GOAL: Without the images, output each record below as it stands.

Part of a data file:
— begin —
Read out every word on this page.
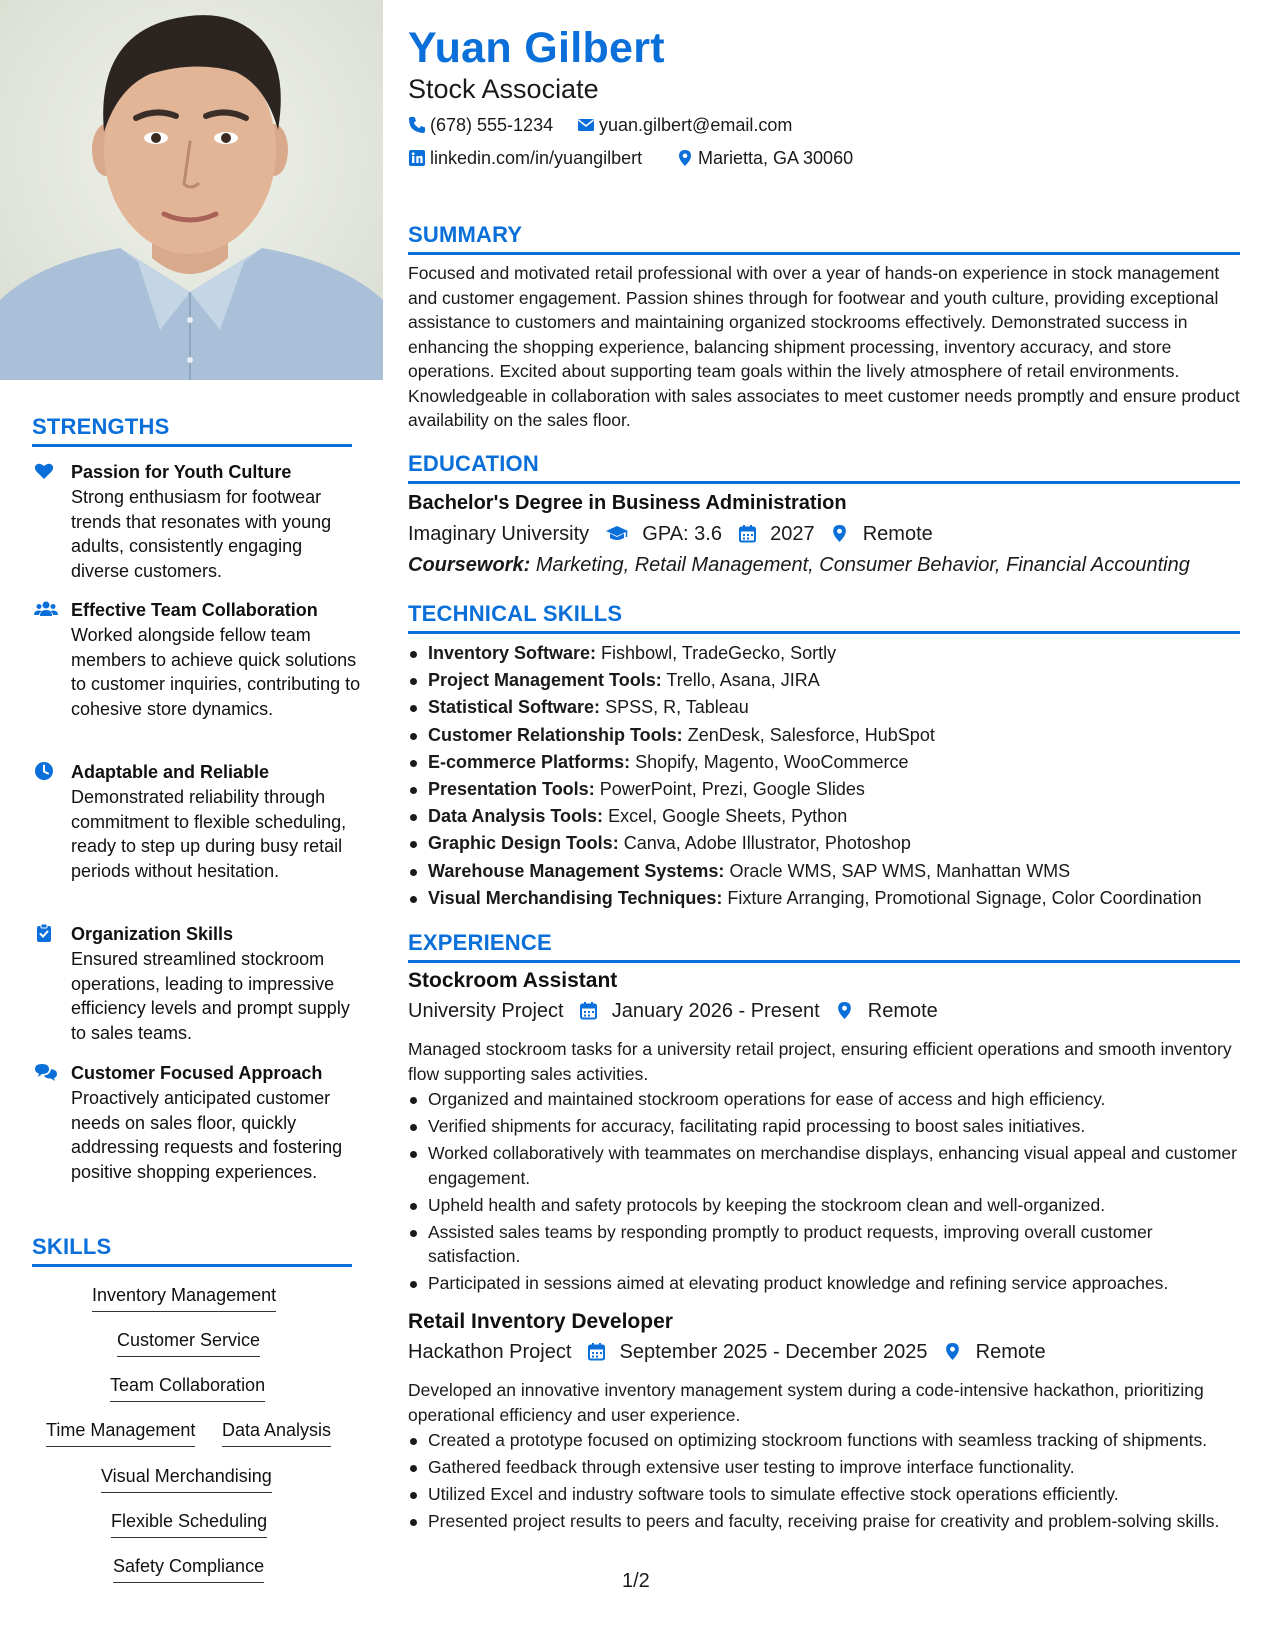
STRENGTHS
Passion for Youth Culture
Strong enthusiasm for footwear trends that resonates with young adults, consistently engaging diverse customers.
Effective Team Collaboration
Worked alongside fellow team members to achieve quick solutions to customer inquiries, contributing to cohesive store dynamics.
Adaptable and Reliable
Demonstrated reliability through commitment to flexible scheduling, ready to step up during busy retail periods without hesitation.
Organization Skills
Ensured streamlined stockroom operations, leading to impressive efficiency levels and prompt supply to sales teams.
Customer Focused Approach
Proactively anticipated customer needs on sales floor, quickly addressing requests and fostering positive shopping experiences.
SKILLS
Inventory Management
Customer Service
Team Collaboration
Time Management Data Analysis
Visual Merchandising
Flexible Scheduling
Safety Compliance
Yuan Gilbert
Stock Associate
(678) 555-1234	yuan.gilbert@email.com
linkedin.com/in/yuangilbert	Marietta, GA 30060
SUMMARY
Focused and motivated retail professional with over a year of hands-on experience in stock management and customer engagement. Passion shines through for footwear and youth culture, providing exceptional assistance to customers and maintaining organized stockrooms effectively. Demonstrated success in enhancing the shopping experience, balancing shipment processing, inventory accuracy, and store operations. Excited about supporting team goals within the lively atmosphere of retail environments. Knowledgeable in collaboration with sales associates to meet customer needs promptly and ensure product availability on the sales floor.
EDUCATION
Bachelor's Degree in Business Administration
Imaginary University	GPA: 3.6 2027 Remote
Coursework: Marketing, Retail Management, Consumer Behavior, Financial Accounting
TECHNICAL SKILLS
Inventory Software: Fishbowl, TradeGecko, Sortly
Project Management Tools: Trello, Asana, JIRA
Statistical Software: SPSS, R, Tableau
Customer Relationship Tools: ZenDesk, Salesforce, HubSpot
E-commerce Platforms: Shopify, Magento, WooCommerce
Presentation Tools: PowerPoint, Prezi, Google Slides
Data Analysis Tools: Excel, Google Sheets, Python
Graphic Design Tools: Canva, Adobe Illustrator, Photoshop
Warehouse Management Systems: Oracle WMS, SAP WMS, Manhattan WMS
Visual Merchandising Techniques: Fixture Arranging, Promotional Signage, Color Coordination
EXPERIENCE
Stockroom Assistant
University Project January 2026 - Present Remote
Managed stockroom tasks for a university retail project, ensuring efficient operations and smooth inventory flow supporting sales activities.
Organized and maintained stockroom operations for ease of access and high efficiency.
Verified shipments for accuracy, facilitating rapid processing to boost sales initiatives.
Worked collaboratively with teammates on merchandise displays, enhancing visual appeal and customer engagement.
Upheld health and safety protocols by keeping the stockroom clean and well-organized.
Assisted sales teams by responding promptly to product requests, improving overall customer satisfaction.
Participated in sessions aimed at elevating product knowledge and refining service approaches.
Retail Inventory Developer
Hackathon Project September 2025 - December 2025 Remote
Developed an innovative inventory management system during a code-intensive hackathon, prioritizing operational efficiency and user experience.
Created a prototype focused on optimizing stockroom functions with seamless tracking of shipments.
Gathered feedback through extensive user testing to improve interface functionality.
Utilized Excel and industry software tools to simulate effective stock operations efficiently.
Presented project results to peers and faculty, receiving praise for creativity and problem-solving skills.
1/2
— end —
SOLUTION TO THE EXERCISE:
Read out every word on this page.
STRENGTHS
Passion for Youth Culture
Strong enthusiasm for footwear trends that resonates with young adults, consistently engaging diverse customers.
Effective Team Collaboration
Worked alongside fellow team members to achieve quick solutions to customer inquiries, contributing to cohesive store dynamics.
Adaptable and Reliable
Demonstrated reliability through commitment to flexible scheduling, ready to step up during busy retail periods without hesitation.
Organization Skills
Ensured streamlined stockroom operations, leading to impressive efficiency levels and prompt supply to sales teams.
Customer Focused Approach
Proactively anticipated customer needs on sales floor, quickly addressing requests and fostering positive shopping experiences.
SKILLS
Inventory Management
Customer Service
Team Collaboration
Time Management Data Analysis
Visual Merchandising
Flexible Scheduling
Safety Compliance
Yuan Gilbert
Stock Associate
(678) 555-1234	yuan.gilbert@email.com
linkedin.com/in/yuangilbert	Marietta, GA 30060
SUMMARY
Focused and motivated retail professional with over a year of hands-on experience in stock management and customer engagement. Passion shines through for footwear and youth culture, providing exceptional assistance to customers and maintaining organized stockrooms effectively. Demonstrated success in enhancing the shopping experience, balancing shipment processing, inventory accuracy, and store operations. Excited about supporting team goals within the lively atmosphere of retail environments. Knowledgeable in collaboration with sales associates to meet customer needs promptly and ensure product availability on the sales floor.
EDUCATION
Bachelor's Degree in Business Administration
Imaginary University	GPA: 3.6 2027 Remote
Coursework: Marketing, Retail Management, Consumer Behavior, Financial Accounting
TECHNICAL SKILLS
Inventory Software: Fishbowl, TradeGecko, Sortly
Project Management Tools: Trello, Asana, JIRA
Statistical Software: SPSS, R, Tableau
Customer Relationship Tools: ZenDesk, Salesforce, HubSpot
E-commerce Platforms: Shopify, Magento, WooCommerce
Presentation Tools: PowerPoint, Prezi, Google Slides
Data Analysis Tools: Excel, Google Sheets, Python
Graphic Design Tools: Canva, Adobe Illustrator, Photoshop
Warehouse Management Systems: Oracle WMS, SAP WMS, Manhattan WMS
Visual Merchandising Techniques: Fixture Arranging, Promotional Signage, Color Coordination
EXPERIENCE
Stockroom Assistant
University Project January 2026 - Present Remote
Managed stockroom tasks for a university retail project, ensuring efficient operations and smooth inventory flow supporting sales activities.
Organized and maintained stockroom operations for ease of access and high efficiency.
Verified shipments for accuracy, facilitating rapid processing to boost sales initiatives.
Worked collaboratively with teammates on merchandise displays, enhancing visual appeal and customer engagement.
Upheld health and safety protocols by keeping the stockroom clean and well-organized.
Assisted sales teams by responding promptly to product requests, improving overall customer satisfaction.
Participated in sessions aimed at elevating product knowledge and refining service approaches.
Retail Inventory Developer
Hackathon Project September 2025 - December 2025 Remote
Developed an innovative inventory management system during a code-intensive hackathon, prioritizing operational efficiency and user experience.
Created a prototype focused on optimizing stockroom functions with seamless tracking of shipments.
Gathered feedback through extensive user testing to improve interface functionality.
Utilized Excel and industry software tools to simulate effective stock operations efficiently.
Presented project results to peers and faculty, receiving praise for creativity and problem-solving skills.
1/2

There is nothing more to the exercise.